## WHAT YOU WILL DO
Set down, character for character, every line from the beginning of the records through the line containing "Point <box>127 597 149 611</box>", with that last line included.

## Stored dataset records
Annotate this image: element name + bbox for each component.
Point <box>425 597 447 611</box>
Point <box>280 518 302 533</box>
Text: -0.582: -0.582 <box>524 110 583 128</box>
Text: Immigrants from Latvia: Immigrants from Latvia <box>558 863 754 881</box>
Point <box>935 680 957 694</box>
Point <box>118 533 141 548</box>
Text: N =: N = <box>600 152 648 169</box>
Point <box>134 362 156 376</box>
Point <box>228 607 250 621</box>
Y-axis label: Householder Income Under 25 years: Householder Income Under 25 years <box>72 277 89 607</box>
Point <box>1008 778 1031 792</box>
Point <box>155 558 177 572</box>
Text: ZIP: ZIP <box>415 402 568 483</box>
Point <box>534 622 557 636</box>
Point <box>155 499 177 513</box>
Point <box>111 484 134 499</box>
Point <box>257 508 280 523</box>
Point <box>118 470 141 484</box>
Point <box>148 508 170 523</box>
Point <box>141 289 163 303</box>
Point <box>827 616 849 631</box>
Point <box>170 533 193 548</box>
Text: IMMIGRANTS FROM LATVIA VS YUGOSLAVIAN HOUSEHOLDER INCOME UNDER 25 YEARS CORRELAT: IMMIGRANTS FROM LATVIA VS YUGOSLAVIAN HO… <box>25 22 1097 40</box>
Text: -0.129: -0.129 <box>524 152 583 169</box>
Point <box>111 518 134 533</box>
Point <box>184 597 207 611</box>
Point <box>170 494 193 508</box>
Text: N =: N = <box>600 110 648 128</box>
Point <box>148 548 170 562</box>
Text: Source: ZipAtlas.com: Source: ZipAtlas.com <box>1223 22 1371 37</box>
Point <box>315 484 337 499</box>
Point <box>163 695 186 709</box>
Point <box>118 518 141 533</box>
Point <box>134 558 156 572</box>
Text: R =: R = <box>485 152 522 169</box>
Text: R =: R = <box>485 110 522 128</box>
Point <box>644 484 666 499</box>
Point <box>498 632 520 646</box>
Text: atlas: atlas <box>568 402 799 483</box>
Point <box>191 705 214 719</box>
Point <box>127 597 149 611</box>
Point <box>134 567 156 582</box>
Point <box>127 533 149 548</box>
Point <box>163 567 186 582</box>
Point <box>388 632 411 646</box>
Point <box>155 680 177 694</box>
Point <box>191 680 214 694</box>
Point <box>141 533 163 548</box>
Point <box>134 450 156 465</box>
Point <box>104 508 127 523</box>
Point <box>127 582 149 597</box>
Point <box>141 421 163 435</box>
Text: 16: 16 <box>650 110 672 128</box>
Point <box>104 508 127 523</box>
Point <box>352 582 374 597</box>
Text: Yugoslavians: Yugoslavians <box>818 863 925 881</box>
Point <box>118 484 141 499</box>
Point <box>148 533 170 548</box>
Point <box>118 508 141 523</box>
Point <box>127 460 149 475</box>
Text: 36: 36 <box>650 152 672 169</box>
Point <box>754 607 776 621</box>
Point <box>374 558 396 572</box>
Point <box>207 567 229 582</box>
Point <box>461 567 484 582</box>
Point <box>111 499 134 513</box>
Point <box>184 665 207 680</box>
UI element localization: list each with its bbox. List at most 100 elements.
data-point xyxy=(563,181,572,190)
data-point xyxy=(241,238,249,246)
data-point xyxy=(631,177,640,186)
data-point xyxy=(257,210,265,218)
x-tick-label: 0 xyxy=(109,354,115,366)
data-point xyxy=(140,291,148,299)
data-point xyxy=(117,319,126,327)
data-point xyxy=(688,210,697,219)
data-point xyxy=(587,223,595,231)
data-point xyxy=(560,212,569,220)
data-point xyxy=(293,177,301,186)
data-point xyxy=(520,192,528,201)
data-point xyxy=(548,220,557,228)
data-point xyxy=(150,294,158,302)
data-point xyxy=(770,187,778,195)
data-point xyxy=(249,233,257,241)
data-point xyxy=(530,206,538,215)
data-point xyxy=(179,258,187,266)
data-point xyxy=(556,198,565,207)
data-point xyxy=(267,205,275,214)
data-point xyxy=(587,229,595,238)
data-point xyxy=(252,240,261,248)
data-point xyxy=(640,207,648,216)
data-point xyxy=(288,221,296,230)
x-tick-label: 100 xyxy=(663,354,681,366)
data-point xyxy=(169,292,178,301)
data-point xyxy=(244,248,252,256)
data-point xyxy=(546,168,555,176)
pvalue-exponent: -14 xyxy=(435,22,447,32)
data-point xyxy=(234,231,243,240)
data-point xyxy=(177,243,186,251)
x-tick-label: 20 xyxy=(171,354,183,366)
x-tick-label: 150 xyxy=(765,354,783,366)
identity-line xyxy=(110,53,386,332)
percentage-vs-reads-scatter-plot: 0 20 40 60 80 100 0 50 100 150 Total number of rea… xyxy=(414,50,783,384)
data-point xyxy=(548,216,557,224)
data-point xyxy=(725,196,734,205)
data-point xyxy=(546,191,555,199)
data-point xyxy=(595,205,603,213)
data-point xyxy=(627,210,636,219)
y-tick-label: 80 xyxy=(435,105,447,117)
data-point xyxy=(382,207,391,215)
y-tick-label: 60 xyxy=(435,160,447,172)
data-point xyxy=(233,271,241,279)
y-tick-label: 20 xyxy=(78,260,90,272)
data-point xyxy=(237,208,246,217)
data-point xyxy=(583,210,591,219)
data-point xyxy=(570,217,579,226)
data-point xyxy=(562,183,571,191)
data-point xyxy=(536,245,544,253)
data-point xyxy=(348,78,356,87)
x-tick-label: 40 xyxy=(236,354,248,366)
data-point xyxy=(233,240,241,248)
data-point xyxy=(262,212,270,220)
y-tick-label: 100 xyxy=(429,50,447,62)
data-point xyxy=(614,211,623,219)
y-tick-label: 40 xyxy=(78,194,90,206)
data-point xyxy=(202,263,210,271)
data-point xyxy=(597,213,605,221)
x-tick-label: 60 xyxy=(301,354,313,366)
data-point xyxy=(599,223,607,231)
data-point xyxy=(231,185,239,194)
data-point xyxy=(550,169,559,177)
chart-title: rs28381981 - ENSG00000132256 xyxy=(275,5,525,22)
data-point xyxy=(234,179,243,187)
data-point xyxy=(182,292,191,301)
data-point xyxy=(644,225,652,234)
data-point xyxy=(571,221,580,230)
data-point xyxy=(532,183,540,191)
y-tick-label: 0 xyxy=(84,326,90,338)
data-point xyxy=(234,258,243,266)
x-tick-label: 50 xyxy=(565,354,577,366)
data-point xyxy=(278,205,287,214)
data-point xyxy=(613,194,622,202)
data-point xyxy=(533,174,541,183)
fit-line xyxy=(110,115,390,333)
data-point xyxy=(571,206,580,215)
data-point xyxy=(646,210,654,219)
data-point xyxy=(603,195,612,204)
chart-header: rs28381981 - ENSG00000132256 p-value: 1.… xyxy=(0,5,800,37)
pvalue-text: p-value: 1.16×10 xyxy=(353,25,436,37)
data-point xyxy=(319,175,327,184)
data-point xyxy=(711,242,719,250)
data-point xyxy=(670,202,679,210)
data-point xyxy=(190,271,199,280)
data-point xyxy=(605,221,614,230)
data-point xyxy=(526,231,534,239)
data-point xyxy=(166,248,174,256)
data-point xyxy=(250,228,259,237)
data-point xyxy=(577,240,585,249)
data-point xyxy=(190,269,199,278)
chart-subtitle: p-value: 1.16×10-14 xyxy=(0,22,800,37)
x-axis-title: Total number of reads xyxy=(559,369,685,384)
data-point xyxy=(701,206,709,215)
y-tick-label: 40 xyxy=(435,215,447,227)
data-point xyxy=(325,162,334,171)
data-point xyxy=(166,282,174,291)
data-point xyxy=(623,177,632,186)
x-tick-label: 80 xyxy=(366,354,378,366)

## TASK ANSWER
Annotate this image: element name + bbox for each component.
Point <box>425 597 447 611</box>
Point <box>280 518 302 533</box>
Text: -0.582: -0.582 <box>524 110 583 128</box>
Text: Immigrants from Latvia: Immigrants from Latvia <box>558 863 754 881</box>
Point <box>935 680 957 694</box>
Point <box>118 533 141 548</box>
Text: N =: N = <box>600 152 648 169</box>
Point <box>134 362 156 376</box>
Point <box>228 607 250 621</box>
Y-axis label: Householder Income Under 25 years: Householder Income Under 25 years <box>72 277 89 607</box>
Point <box>1008 778 1031 792</box>
Point <box>155 558 177 572</box>
Text: ZIP: ZIP <box>415 402 568 483</box>
Point <box>534 622 557 636</box>
Point <box>155 499 177 513</box>
Point <box>111 484 134 499</box>
Point <box>257 508 280 523</box>
Point <box>118 470 141 484</box>
Point <box>148 508 170 523</box>
Point <box>141 289 163 303</box>
Point <box>827 616 849 631</box>
Point <box>170 533 193 548</box>
Text: IMMIGRANTS FROM LATVIA VS YUGOSLAVIAN HOUSEHOLDER INCOME UNDER 25 YEARS CORRELAT: IMMIGRANTS FROM LATVIA VS YUGOSLAVIAN HO… <box>25 22 1097 40</box>
Text: -0.129: -0.129 <box>524 152 583 169</box>
Point <box>111 518 134 533</box>
Point <box>184 597 207 611</box>
Point <box>170 494 193 508</box>
Text: N =: N = <box>600 110 648 128</box>
Point <box>148 548 170 562</box>
Text: Source: ZipAtlas.com: Source: ZipAtlas.com <box>1223 22 1371 37</box>
Point <box>315 484 337 499</box>
Point <box>163 695 186 709</box>
Point <box>118 518 141 533</box>
Point <box>134 558 156 572</box>
Text: R =: R = <box>485 152 522 169</box>
Text: R =: R = <box>485 110 522 128</box>
Point <box>644 484 666 499</box>
Point <box>498 632 520 646</box>
Text: atlas: atlas <box>568 402 799 483</box>
Point <box>191 705 214 719</box>
Point <box>127 597 149 611</box>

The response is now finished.